■ **What you have to do**: Skip every image and restate the data word for word.

■ **Supplied data**:

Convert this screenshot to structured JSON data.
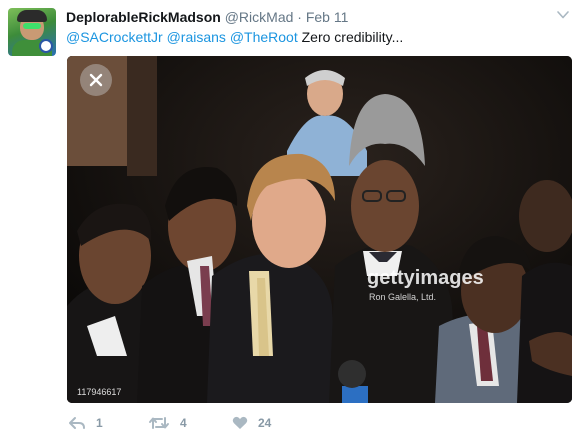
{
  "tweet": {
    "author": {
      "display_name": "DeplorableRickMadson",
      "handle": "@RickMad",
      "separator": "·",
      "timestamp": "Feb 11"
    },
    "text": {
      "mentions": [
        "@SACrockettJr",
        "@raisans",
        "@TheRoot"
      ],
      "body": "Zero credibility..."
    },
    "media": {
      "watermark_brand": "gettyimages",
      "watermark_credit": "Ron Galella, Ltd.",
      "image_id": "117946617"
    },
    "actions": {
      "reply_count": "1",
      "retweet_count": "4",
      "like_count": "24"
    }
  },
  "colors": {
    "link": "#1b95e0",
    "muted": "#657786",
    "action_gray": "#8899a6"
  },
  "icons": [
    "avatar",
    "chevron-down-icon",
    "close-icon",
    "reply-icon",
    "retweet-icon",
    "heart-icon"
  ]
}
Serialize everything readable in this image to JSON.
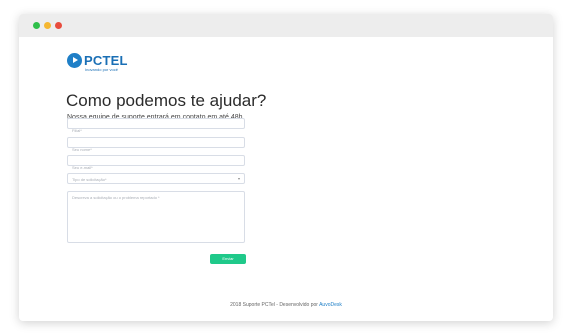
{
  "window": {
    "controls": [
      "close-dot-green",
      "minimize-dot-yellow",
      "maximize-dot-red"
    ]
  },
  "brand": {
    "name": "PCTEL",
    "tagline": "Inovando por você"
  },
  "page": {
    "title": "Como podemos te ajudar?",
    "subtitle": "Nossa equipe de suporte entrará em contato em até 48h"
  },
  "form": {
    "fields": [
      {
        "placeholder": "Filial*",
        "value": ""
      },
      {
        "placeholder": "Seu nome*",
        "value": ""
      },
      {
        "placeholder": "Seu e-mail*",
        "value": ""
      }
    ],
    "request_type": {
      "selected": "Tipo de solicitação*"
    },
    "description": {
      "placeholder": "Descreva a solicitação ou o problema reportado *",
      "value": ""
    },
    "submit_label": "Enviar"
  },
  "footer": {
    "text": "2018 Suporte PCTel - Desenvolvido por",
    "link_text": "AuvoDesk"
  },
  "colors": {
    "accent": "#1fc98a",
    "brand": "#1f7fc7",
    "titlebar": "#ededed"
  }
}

■ **Task result**:
Convert this screenshot to structured JSON data.
{
  "tweet": {
    "author": {
      "display_name": "DeplorableRickMadson",
      "handle": "@RickMad",
      "separator": "·",
      "timestamp": "Feb 11"
    },
    "text": {
      "mentions": [
        "@SACrockettJr",
        "@raisans",
        "@TheRoot"
      ],
      "body": "Zero credibility..."
    },
    "media": {
      "watermark_brand": "gettyimages",
      "watermark_credit": "Ron Galella, Ltd.",
      "image_id": "117946617"
    },
    "actions": {
      "reply_count": "1",
      "retweet_count": "4",
      "like_count": "24"
    }
  },
  "colors": {
    "link": "#1b95e0",
    "muted": "#657786",
    "action_gray": "#8899a6"
  },
  "icons": [
    "avatar",
    "chevron-down-icon",
    "close-icon",
    "reply-icon",
    "retweet-icon",
    "heart-icon"
  ]
}
Serialize everything readable in this image to JSON.
{
  "window": {
    "controls": [
      "close-dot-green",
      "minimize-dot-yellow",
      "maximize-dot-red"
    ]
  },
  "brand": {
    "name": "PCTEL",
    "tagline": "Inovando por você"
  },
  "page": {
    "title": "Como podemos te ajudar?",
    "subtitle": "Nossa equipe de suporte entrará em contato em até 48h"
  },
  "form": {
    "fields": [
      {
        "placeholder": "Filial*",
        "value": ""
      },
      {
        "placeholder": "Seu nome*",
        "value": ""
      },
      {
        "placeholder": "Seu e-mail*",
        "value": ""
      }
    ],
    "request_type": {
      "selected": "Tipo de solicitação*"
    },
    "description": {
      "placeholder": "Descreva a solicitação ou o problema reportado *",
      "value": ""
    },
    "submit_label": "Enviar"
  },
  "footer": {
    "text": "2018 Suporte PCTel - Desenvolvido por",
    "link_text": "AuvoDesk"
  },
  "colors": {
    "accent": "#1fc98a",
    "brand": "#1f7fc7",
    "titlebar": "#ededed"
  }
}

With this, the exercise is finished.